__SHORT PROBLEM__
Reproduce only the lines that begin at the line with "Output the text content of this document." and run to the end of the entries; omit every picture.

>> begin

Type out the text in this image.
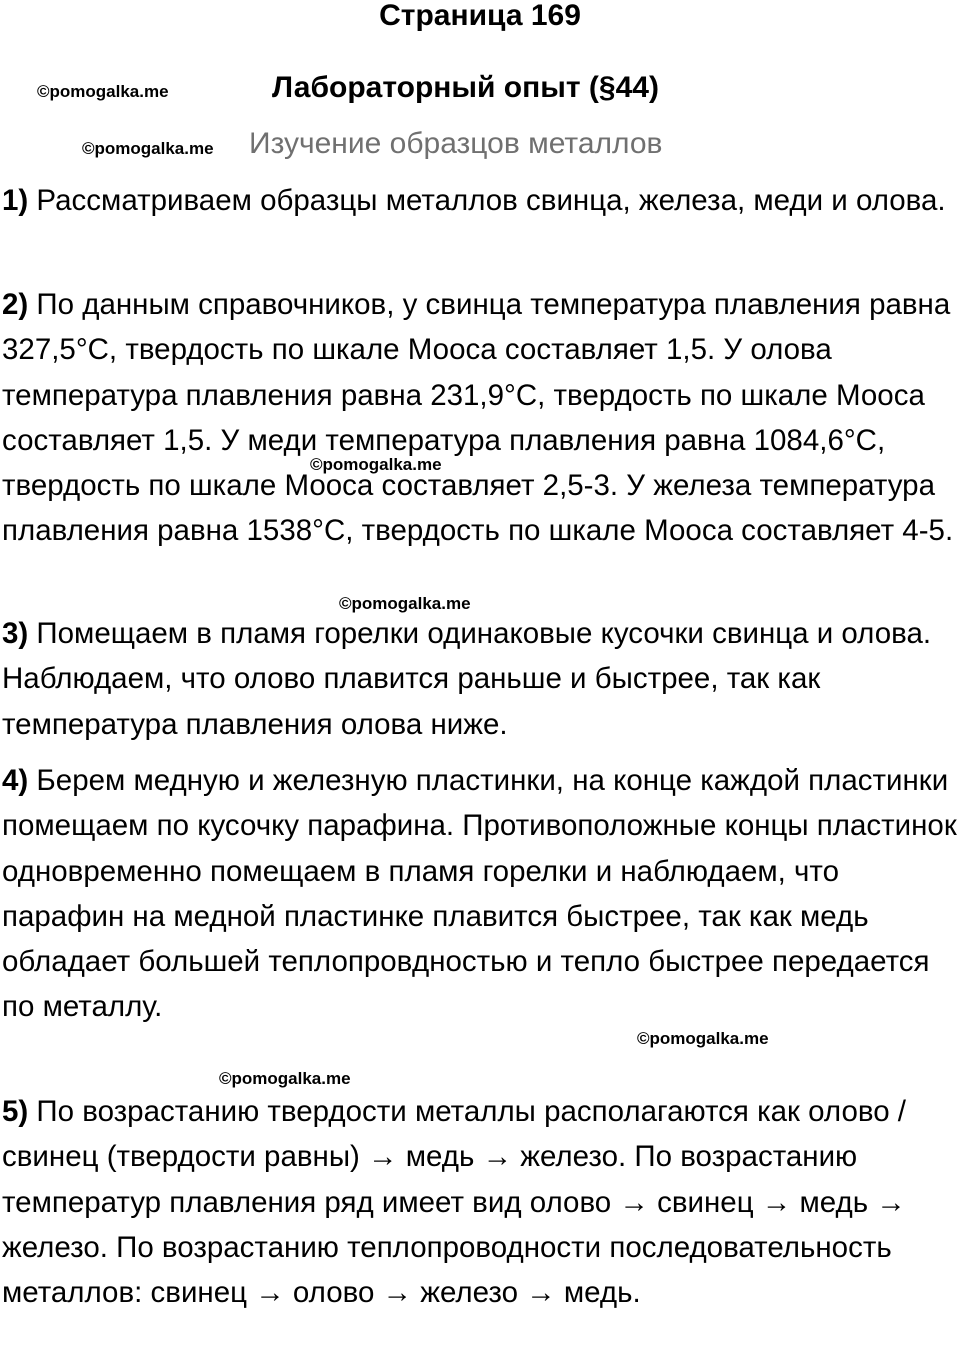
Страница 169
©pomogalka.me	Лабораторный опыт (§44)
©pomogalka.me Изучение образцов металлов
1) Рассматриваем образцы металлов свинца, железа, меди и олова.
2) По данным справочников, у свинца температура плавления равна 327,5°С, твердость по шкале Мооса составляет 1,5. У олова температура плавления равна 231,9°С, твердость по шкале Мооса составляет 1,5. У меди температура плавления равна 1084,6°С, твердость по шкале Мооса составляет 2,5-3. У железа температура плавления равна 1538°С, твердость по шкале Мооса составляет 4-5.
©pomogalka.me
©pomogalka.me
3) Помещаем в пламя горелки одинаковые кусочки свинца и олова. Наблюдаем, что олово плавится раньше и быстрее, так как температура плавления олова ниже.
4) Берем медную и железную пластинки, на конце каждой пластинки помещаем по кусочку парафина. Противоположные концы пластинок одновременно помещаем в пламя горелки и наблюдаем, что парафин на медной пластинке плавится быстрее, так как медь обладает большей теплопровдностью и тепло быстрее передается по металлу.
©pomogalka.me
©pomogalka.me
5) По возрастанию твердости металлы располагаются как олово / свинец (твердости равны) → медь → железо. По возрастанию температур плавления ряд имеет вид олово → свинец → медь → железо. По возрастанию теплопроводности последовательность металлов: свинец → олово → железо → медь.
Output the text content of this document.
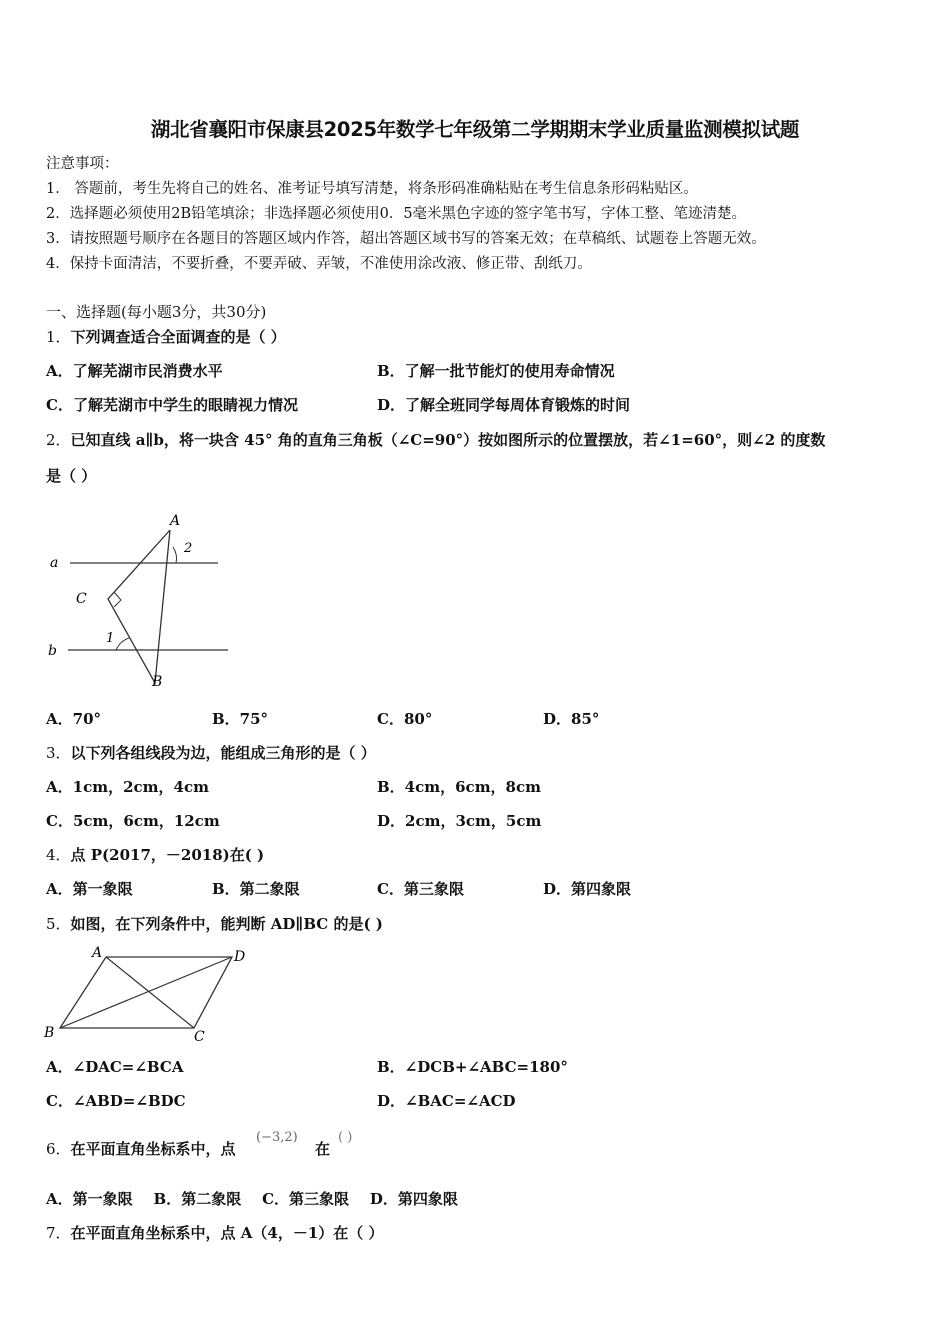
湖北省襄阳市保康县2025年数学七年级第二学期期末学业质量监测模拟试题
注意事项：
1． 答题前，考生先将自己的姓名、准考证号填写清楚，将条形码准确粘贴在考生信息条形码粘贴区。
2．选择题必须使用2B铅笔填涂；非选择题必须使用0．5毫米黑色字迹的签字笔书写，字体工整、笔迹清楚。
3．请按照题号顺序在各题目的答题区域内作答，超出答题区域书写的答案无效；在草稿纸、试题卷上答题无效。
4．保持卡面清洁，不要折叠，不要弄破、弄皱，不准使用涂改液、修正带、刮纸刀。
一、选择题(每小题3分，共30分)
1．下列调查适合全面调查的是（ ）
A．了解芜湖市民消费水平	B．了解一批节能灯的使用寿命情况
C．了解芜湖市中学生的眼睛视力情况	D．了解全班同学每周体育锻炼的时间
2．已知直线 a∥b，将一块含 45° 角的直角三角板（∠C=90°）按如图所示的位置摆放，若∠1=60°，则∠2 的度数
是（ ）
A
a
C
2
1
b
B
A．70°	B．75°	C．80°	D．85°
3．以下列各组线段为边，能组成三角形的是（ ）
A．1cm，2cm，4cm	B．4cm，6cm，8cm
C．5cm，6cm，12cm	D．2cm，3cm，5cm
4．点 P(2017，－2018)在( )
A．第一象限	B．第二象限	C．第三象限	D．第四象限
5．如图，在下列条件中，能判断 AD∥BC 的是( )
A	D
B	C
A．∠DAC=∠BCA	B．∠DCB+∠ABC=180°
C．∠ABD=∠BDC	D．∠BAC=∠ACD
6．在平面直角坐标系中，点
(−3,2)
在
( )
A．第一象限    B．第二象限    C．第三象限    D．第四象限
7．在平面直角坐标系中，点 A（4，－1）在（ ）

>> end

__TASK ANSWER__
Output the text content of this document.
湖北省襄阳市保康县2025年数学七年级第二学期期末学业质量监测模拟试题
注意事项：
1． 答题前，考生先将自己的姓名、准考证号填写清楚，将条形码准确粘贴在考生信息条形码粘贴区。
2．选择题必须使用2B铅笔填涂；非选择题必须使用0．5毫米黑色字迹的签字笔书写，字体工整、笔迹清楚。
3．请按照题号顺序在各题目的答题区域内作答，超出答题区域书写的答案无效；在草稿纸、试题卷上答题无效。
4．保持卡面清洁，不要折叠，不要弄破、弄皱，不准使用涂改液、修正带、刮纸刀。
一、选择题(每小题3分，共30分)
1．下列调查适合全面调查的是（ ）
A．了解芜湖市民消费水平	B．了解一批节能灯的使用寿命情况
C．了解芜湖市中学生的眼睛视力情况	D．了解全班同学每周体育锻炼的时间
2．已知直线 a∥b，将一块含 45° 角的直角三角板（∠C=90°）按如图所示的位置摆放，若∠1=60°，则∠2 的度数
是（ ）
A
a
C
2
1
b
B
A．70°	B．75°	C．80°	D．85°
3．以下列各组线段为边，能组成三角形的是（ ）
A．1cm，2cm，4cm	B．4cm，6cm，8cm
C．5cm，6cm，12cm	D．2cm，3cm，5cm
4．点 P(2017，－2018)在( )
A．第一象限	B．第二象限	C．第三象限	D．第四象限
5．如图，在下列条件中，能判断 AD∥BC 的是( )
A	D
B	C
A．∠DAC=∠BCA	B．∠DCB+∠ABC=180°
C．∠ABD=∠BDC	D．∠BAC=∠ACD
6．在平面直角坐标系中，点
(−3,2)
在
( )
A．第一象限    B．第二象限    C．第三象限    D．第四象限
7．在平面直角坐标系中，点 A（4，－1）在（ ）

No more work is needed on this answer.